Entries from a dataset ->
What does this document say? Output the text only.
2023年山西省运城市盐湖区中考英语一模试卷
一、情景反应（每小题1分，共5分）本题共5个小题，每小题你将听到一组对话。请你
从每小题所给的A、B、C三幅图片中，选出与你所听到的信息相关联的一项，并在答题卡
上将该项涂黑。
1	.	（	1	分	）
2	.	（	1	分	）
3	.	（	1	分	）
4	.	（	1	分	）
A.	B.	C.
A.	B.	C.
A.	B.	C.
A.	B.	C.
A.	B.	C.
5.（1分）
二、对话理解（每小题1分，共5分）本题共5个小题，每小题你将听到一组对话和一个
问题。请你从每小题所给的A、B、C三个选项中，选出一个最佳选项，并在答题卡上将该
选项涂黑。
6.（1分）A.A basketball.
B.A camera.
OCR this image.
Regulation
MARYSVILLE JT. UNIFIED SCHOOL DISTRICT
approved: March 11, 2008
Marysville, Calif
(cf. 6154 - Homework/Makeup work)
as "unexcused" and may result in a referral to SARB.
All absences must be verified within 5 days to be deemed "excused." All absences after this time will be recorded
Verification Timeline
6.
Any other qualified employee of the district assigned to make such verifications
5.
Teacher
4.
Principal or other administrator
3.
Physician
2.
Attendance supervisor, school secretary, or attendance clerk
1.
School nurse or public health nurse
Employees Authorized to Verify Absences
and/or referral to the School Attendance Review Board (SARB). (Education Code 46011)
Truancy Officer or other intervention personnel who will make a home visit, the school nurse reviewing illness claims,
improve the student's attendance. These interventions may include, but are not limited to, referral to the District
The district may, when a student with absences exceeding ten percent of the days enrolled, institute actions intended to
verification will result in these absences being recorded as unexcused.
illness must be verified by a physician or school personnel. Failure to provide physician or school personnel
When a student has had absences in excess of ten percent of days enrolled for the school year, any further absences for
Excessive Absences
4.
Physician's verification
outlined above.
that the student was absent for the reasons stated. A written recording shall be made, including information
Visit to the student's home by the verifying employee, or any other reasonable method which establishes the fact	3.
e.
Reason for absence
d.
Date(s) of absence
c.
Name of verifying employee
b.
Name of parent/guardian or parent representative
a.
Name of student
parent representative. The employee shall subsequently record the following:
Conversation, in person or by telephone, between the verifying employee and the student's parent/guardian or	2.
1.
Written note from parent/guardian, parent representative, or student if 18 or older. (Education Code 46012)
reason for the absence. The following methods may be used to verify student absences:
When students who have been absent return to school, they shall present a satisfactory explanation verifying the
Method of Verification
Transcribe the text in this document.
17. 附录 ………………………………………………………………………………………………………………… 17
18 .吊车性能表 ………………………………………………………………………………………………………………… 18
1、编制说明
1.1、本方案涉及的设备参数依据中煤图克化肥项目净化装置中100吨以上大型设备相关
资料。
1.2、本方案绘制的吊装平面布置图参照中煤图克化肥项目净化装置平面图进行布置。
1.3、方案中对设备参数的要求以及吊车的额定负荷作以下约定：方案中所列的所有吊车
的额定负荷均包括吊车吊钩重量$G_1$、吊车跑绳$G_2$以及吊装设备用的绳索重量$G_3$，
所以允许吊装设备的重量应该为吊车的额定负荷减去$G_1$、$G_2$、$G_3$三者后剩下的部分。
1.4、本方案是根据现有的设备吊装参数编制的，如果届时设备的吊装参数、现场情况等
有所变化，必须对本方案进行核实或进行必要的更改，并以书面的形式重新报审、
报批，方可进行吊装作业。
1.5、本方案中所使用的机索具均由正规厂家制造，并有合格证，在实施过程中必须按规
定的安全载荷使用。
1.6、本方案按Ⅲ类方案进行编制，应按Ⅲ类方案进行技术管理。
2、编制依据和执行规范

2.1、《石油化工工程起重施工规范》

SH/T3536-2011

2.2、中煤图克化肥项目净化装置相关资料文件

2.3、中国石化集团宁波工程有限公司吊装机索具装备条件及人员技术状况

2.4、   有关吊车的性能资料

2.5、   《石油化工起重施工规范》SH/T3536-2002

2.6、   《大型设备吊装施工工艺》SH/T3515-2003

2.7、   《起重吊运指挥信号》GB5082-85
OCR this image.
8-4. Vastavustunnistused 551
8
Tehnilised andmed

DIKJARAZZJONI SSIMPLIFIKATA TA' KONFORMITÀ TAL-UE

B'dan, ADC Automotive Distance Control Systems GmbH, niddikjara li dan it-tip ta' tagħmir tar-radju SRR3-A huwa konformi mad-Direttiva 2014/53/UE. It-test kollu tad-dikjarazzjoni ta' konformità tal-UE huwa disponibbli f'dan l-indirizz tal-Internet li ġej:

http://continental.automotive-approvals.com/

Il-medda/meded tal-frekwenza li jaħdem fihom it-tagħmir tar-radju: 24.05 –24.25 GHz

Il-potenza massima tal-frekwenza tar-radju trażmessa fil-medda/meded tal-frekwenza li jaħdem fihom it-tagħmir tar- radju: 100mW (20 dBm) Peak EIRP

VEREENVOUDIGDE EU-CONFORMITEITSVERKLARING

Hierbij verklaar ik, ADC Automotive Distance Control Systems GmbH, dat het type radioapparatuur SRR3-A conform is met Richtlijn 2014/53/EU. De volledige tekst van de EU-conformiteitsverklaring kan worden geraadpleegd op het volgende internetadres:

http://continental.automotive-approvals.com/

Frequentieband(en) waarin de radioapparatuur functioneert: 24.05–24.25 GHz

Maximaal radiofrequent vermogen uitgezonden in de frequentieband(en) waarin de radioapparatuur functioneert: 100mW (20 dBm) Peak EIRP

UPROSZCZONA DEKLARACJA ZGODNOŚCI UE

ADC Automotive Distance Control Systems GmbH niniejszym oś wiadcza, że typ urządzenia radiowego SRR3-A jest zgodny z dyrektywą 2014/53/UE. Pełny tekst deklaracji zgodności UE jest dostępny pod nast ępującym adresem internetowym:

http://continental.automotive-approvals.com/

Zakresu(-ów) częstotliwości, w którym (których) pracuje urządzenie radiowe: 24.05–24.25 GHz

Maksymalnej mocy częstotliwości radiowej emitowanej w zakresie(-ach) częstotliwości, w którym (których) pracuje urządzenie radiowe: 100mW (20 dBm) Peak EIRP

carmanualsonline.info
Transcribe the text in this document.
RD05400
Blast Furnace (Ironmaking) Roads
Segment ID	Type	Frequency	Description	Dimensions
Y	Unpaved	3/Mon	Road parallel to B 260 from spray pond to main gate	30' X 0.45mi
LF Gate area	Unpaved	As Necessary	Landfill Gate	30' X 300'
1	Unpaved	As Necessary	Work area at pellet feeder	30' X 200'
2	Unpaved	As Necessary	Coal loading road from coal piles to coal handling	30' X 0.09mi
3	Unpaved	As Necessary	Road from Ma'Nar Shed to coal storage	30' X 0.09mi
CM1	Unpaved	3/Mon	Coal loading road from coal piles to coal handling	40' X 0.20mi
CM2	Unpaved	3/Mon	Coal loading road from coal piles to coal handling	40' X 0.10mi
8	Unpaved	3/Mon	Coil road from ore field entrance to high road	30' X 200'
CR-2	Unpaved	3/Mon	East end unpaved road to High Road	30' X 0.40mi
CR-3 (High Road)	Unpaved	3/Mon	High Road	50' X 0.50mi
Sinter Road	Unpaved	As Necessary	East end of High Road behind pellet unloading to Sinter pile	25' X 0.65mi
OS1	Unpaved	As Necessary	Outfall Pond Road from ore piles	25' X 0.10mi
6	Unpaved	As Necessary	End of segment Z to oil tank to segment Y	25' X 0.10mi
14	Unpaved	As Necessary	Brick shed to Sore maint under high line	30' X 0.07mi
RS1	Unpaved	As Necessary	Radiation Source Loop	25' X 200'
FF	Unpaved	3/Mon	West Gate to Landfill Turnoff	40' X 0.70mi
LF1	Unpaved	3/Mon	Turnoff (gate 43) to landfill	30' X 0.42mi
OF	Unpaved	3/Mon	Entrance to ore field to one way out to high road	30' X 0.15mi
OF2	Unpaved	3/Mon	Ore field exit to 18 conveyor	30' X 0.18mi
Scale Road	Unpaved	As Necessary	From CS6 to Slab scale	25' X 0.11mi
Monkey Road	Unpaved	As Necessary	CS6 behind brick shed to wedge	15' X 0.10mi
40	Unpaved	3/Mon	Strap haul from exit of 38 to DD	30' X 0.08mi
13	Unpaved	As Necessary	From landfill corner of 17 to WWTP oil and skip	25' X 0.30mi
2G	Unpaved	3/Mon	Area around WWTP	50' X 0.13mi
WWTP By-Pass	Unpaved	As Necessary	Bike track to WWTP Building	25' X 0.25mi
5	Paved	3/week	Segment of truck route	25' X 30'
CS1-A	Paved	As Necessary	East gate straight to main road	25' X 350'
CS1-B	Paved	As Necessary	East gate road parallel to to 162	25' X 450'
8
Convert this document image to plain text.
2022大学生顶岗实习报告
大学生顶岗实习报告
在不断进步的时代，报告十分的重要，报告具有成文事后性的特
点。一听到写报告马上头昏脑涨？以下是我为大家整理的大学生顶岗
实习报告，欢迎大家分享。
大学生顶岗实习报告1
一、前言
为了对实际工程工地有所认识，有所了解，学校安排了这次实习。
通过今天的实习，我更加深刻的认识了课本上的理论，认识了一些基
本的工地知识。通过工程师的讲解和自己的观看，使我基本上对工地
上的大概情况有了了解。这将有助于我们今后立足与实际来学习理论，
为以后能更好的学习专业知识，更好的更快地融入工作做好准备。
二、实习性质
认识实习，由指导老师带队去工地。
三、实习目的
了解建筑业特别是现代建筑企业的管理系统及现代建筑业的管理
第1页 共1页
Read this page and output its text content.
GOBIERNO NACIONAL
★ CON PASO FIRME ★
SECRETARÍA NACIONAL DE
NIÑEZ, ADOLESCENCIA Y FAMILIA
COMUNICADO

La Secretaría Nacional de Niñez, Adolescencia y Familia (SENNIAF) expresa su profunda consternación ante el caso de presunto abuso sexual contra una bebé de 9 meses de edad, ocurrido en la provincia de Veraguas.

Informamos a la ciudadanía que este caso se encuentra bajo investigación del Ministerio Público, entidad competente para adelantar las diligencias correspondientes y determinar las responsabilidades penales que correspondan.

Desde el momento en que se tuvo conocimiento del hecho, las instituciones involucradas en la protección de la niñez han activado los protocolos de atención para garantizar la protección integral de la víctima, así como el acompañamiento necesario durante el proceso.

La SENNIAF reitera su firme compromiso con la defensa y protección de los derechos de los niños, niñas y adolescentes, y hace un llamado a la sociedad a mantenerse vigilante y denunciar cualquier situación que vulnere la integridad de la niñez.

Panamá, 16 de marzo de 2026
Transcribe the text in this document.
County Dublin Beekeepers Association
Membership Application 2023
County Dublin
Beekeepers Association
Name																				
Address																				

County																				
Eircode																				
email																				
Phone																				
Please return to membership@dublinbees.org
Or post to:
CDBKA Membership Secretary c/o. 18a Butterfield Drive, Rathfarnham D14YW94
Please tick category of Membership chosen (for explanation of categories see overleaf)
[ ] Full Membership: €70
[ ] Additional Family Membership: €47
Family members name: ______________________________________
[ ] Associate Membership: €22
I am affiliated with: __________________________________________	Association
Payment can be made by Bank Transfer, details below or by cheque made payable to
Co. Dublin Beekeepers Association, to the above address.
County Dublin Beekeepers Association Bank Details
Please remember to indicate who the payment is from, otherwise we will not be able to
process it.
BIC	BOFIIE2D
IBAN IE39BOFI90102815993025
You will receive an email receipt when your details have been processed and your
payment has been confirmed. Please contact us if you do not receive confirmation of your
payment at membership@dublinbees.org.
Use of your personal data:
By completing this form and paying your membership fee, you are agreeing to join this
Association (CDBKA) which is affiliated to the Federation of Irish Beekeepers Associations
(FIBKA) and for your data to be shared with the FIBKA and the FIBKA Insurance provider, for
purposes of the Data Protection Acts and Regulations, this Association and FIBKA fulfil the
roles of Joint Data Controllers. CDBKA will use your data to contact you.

What this task involves -> Search the lines for "pracuje". Copy each line that has it.

Complete output ->
Zakresu(-ów) częstotliwości, w którym (których) pracuje urządzenie radiowe: 24.05–24.25 GHz
Maksymalnej mocy częstotliwości radiowej emitowanej w zakresie(-ach) częstotliwości, w którym (których) pracuje urządzenie radiowe: 100mW (20 dBm) Peak EIRP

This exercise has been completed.